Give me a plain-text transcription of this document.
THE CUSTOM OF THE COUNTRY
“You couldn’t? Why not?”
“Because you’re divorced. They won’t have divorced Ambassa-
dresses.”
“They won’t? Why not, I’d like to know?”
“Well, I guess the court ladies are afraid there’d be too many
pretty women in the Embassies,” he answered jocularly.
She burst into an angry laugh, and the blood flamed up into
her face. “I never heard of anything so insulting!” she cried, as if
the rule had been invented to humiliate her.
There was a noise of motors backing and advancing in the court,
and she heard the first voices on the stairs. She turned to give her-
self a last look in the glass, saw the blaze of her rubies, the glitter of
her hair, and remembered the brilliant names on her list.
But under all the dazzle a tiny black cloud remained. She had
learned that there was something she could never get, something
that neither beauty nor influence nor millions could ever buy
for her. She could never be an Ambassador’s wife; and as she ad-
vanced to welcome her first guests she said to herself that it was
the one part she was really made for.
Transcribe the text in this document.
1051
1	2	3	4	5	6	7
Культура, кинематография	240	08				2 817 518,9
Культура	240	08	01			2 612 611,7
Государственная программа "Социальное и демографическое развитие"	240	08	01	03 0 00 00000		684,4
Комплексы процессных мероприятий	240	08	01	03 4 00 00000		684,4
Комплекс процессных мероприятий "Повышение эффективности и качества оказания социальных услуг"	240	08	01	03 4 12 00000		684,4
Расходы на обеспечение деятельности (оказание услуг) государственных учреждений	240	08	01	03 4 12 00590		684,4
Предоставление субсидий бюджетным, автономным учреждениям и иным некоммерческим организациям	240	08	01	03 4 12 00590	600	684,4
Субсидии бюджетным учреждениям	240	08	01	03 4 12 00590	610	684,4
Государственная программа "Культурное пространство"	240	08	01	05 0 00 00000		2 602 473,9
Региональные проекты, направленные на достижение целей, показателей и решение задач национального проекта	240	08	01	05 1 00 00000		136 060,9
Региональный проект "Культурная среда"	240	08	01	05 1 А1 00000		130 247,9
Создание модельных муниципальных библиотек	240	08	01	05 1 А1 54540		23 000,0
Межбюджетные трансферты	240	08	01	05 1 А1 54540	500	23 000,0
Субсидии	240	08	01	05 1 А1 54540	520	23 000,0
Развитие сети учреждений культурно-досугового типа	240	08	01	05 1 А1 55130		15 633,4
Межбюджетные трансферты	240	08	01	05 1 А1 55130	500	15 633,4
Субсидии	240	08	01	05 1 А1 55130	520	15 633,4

= = = = = = =

### What to do
Among the lines of the data, identify those with the word "программа". Copy each of them.

### Full solution
Государственная программа "Социальное и демографическое развитие"	240	08	01	03 0 00 00000		684,4
Государственная программа "Культурное пространство"	240	08	01	05 0 00 00000		2 602 473,9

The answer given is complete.